■ Problem requirements
Transcribe each line exactly.

== Supplied entries

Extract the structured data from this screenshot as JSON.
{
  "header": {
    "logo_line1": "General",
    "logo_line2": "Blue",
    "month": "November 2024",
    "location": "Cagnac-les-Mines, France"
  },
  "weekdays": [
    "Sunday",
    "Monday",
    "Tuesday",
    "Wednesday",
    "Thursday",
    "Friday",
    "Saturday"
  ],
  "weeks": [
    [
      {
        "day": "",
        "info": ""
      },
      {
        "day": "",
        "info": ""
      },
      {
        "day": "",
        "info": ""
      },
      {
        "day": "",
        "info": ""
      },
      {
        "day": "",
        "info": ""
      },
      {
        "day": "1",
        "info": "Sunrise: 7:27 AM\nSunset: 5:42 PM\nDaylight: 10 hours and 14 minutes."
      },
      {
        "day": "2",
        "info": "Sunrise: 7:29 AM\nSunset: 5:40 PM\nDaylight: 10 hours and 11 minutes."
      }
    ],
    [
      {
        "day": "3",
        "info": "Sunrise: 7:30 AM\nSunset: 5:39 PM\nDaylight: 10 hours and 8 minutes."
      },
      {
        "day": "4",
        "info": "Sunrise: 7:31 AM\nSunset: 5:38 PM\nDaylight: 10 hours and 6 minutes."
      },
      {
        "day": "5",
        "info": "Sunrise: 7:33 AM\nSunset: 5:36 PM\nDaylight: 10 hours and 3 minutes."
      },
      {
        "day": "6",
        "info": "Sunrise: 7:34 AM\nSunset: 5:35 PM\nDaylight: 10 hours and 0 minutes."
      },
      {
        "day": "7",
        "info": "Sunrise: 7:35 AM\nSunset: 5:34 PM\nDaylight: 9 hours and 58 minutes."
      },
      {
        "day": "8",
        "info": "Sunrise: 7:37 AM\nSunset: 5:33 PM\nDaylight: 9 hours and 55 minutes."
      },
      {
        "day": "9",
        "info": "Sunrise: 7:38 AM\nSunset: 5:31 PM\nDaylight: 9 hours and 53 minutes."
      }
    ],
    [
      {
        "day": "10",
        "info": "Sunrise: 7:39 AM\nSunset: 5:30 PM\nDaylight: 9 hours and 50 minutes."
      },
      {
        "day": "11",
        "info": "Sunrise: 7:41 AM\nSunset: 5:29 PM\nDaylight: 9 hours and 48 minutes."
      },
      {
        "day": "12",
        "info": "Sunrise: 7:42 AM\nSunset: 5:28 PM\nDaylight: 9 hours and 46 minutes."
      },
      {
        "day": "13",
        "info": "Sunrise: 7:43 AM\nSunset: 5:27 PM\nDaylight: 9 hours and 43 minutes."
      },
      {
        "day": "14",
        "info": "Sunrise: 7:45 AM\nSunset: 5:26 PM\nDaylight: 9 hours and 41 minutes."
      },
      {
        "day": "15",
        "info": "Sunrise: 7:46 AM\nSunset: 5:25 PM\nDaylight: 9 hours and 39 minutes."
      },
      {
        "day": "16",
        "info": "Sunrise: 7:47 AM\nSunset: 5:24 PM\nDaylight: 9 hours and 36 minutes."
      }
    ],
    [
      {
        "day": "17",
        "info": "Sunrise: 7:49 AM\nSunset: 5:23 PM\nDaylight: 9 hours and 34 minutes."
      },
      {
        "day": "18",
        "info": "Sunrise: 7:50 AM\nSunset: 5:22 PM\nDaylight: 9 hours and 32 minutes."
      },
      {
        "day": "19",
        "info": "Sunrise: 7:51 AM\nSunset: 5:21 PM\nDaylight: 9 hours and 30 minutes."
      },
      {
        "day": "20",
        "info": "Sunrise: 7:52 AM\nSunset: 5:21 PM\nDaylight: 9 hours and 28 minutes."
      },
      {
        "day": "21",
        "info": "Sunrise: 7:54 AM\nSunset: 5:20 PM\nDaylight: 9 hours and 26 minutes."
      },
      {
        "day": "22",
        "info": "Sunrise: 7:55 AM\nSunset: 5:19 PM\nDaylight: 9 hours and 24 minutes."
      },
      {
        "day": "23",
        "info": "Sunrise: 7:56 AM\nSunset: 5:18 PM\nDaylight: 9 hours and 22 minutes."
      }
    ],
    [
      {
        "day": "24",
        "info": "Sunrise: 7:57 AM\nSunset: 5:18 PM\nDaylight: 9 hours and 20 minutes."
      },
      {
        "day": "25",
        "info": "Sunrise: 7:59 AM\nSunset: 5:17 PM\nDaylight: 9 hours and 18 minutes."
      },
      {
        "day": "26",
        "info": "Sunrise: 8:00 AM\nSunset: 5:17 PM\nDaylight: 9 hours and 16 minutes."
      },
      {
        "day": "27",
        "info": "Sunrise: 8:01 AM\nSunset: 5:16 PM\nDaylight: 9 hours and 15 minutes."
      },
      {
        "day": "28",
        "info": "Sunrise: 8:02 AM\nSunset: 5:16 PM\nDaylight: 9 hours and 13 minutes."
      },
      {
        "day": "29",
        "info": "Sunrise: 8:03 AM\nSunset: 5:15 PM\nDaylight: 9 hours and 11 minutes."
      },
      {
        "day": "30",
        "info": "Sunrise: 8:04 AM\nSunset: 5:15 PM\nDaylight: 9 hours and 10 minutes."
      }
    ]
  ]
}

====

■ Response to the exercise
Extract the structured data from this screenshot as JSON.
{
  "header": {
    "logo_line1": "General",
    "logo_line2": "Blue",
    "month": "November 2024",
    "location": "Cagnac-les-Mines, France"
  },
  "weekdays": [
    "Sunday",
    "Monday",
    "Tuesday",
    "Wednesday",
    "Thursday",
    "Friday",
    "Saturday"
  ],
  "weeks": [
    [
      {
        "day": "",
        "info": ""
      },
      {
        "day": "",
        "info": ""
      },
      {
        "day": "",
        "info": ""
      },
      {
        "day": "",
        "info": ""
      },
      {
        "day": "",
        "info": ""
      },
      {
        "day": "1",
        "info": "Sunrise: 7:27 AM\nSunset: 5:42 PM\nDaylight: 10 hours and 14 minutes."
      },
      {
        "day": "2",
        "info": "Sunrise: 7:29 AM\nSunset: 5:40 PM\nDaylight: 10 hours and 11 minutes."
      }
    ],
    [
      {
        "day": "3",
        "info": "Sunrise: 7:30 AM\nSunset: 5:39 PM\nDaylight: 10 hours and 8 minutes."
      },
      {
        "day": "4",
        "info": "Sunrise: 7:31 AM\nSunset: 5:38 PM\nDaylight: 10 hours and 6 minutes."
      },
      {
        "day": "5",
        "info": "Sunrise: 7:33 AM\nSunset: 5:36 PM\nDaylight: 10 hours and 3 minutes."
      },
      {
        "day": "6",
        "info": "Sunrise: 7:34 AM\nSunset: 5:35 PM\nDaylight: 10 hours and 0 minutes."
      },
      {
        "day": "7",
        "info": "Sunrise: 7:35 AM\nSunset: 5:34 PM\nDaylight: 9 hours and 58 minutes."
      },
      {
        "day": "8",
        "info": "Sunrise: 7:37 AM\nSunset: 5:33 PM\nDaylight: 9 hours and 55 minutes."
      },
      {
        "day": "9",
        "info": "Sunrise: 7:38 AM\nSunset: 5:31 PM\nDaylight: 9 hours and 53 minutes."
      }
    ],
    [
      {
        "day": "10",
        "info": "Sunrise: 7:39 AM\nSunset: 5:30 PM\nDaylight: 9 hours and 50 minutes."
      },
      {
        "day": "11",
        "info": "Sunrise: 7:41 AM\nSunset: 5:29 PM\nDaylight: 9 hours and 48 minutes."
      },
      {
        "day": "12",
        "info": "Sunrise: 7:42 AM\nSunset: 5:28 PM\nDaylight: 9 hours and 46 minutes."
      },
      {
        "day": "13",
        "info": "Sunrise: 7:43 AM\nSunset: 5:27 PM\nDaylight: 9 hours and 43 minutes."
      },
      {
        "day": "14",
        "info": "Sunrise: 7:45 AM\nSunset: 5:26 PM\nDaylight: 9 hours and 41 minutes."
      },
      {
        "day": "15",
        "info": "Sunrise: 7:46 AM\nSunset: 5:25 PM\nDaylight: 9 hours and 39 minutes."
      },
      {
        "day": "16",
        "info": "Sunrise: 7:47 AM\nSunset: 5:24 PM\nDaylight: 9 hours and 36 minutes."
      }
    ],
    [
      {
        "day": "17",
        "info": "Sunrise: 7:49 AM\nSunset: 5:23 PM\nDaylight: 9 hours and 34 minutes."
      },
      {
        "day": "18",
        "info": "Sunrise: 7:50 AM\nSunset: 5:22 PM\nDaylight: 9 hours and 32 minutes."
      },
      {
        "day": "19",
        "info": "Sunrise: 7:51 AM\nSunset: 5:21 PM\nDaylight: 9 hours and 30 minutes."
      },
      {
        "day": "20",
        "info": "Sunrise: 7:52 AM\nSunset: 5:21 PM\nDaylight: 9 hours and 28 minutes."
      },
      {
        "day": "21",
        "info": "Sunrise: 7:54 AM\nSunset: 5:20 PM\nDaylight: 9 hours and 26 minutes."
      },
      {
        "day": "22",
        "info": "Sunrise: 7:55 AM\nSunset: 5:19 PM\nDaylight: 9 hours and 24 minutes."
      },
      {
        "day": "23",
        "info": "Sunrise: 7:56 AM\nSunset: 5:18 PM\nDaylight: 9 hours and 22 minutes."
      }
    ],
    [
      {
        "day": "24",
        "info": "Sunrise: 7:57 AM\nSunset: 5:18 PM\nDaylight: 9 hours and 20 minutes."
      },
      {
        "day": "25",
        "info": "Sunrise: 7:59 AM\nSunset: 5:17 PM\nDaylight: 9 hours and 18 minutes."
      },
      {
        "day": "26",
        "info": "Sunrise: 8:00 AM\nSunset: 5:17 PM\nDaylight: 9 hours and 16 minutes."
      },
      {
        "day": "27",
        "info": "Sunrise: 8:01 AM\nSunset: 5:16 PM\nDaylight: 9 hours and 15 minutes."
      },
      {
        "day": "28",
        "info": "Sunrise: 8:02 AM\nSunset: 5:16 PM\nDaylight: 9 hours and 13 minutes."
      },
      {
        "day": "29",
        "info": "Sunrise: 8:03 AM\nSunset: 5:15 PM\nDaylight: 9 hours and 11 minutes."
      },
      {
        "day": "30",
        "info": "Sunrise: 8:04 AM\nSunset: 5:15 PM\nDaylight: 9 hours and 10 minutes."
      }
    ]
  ]
}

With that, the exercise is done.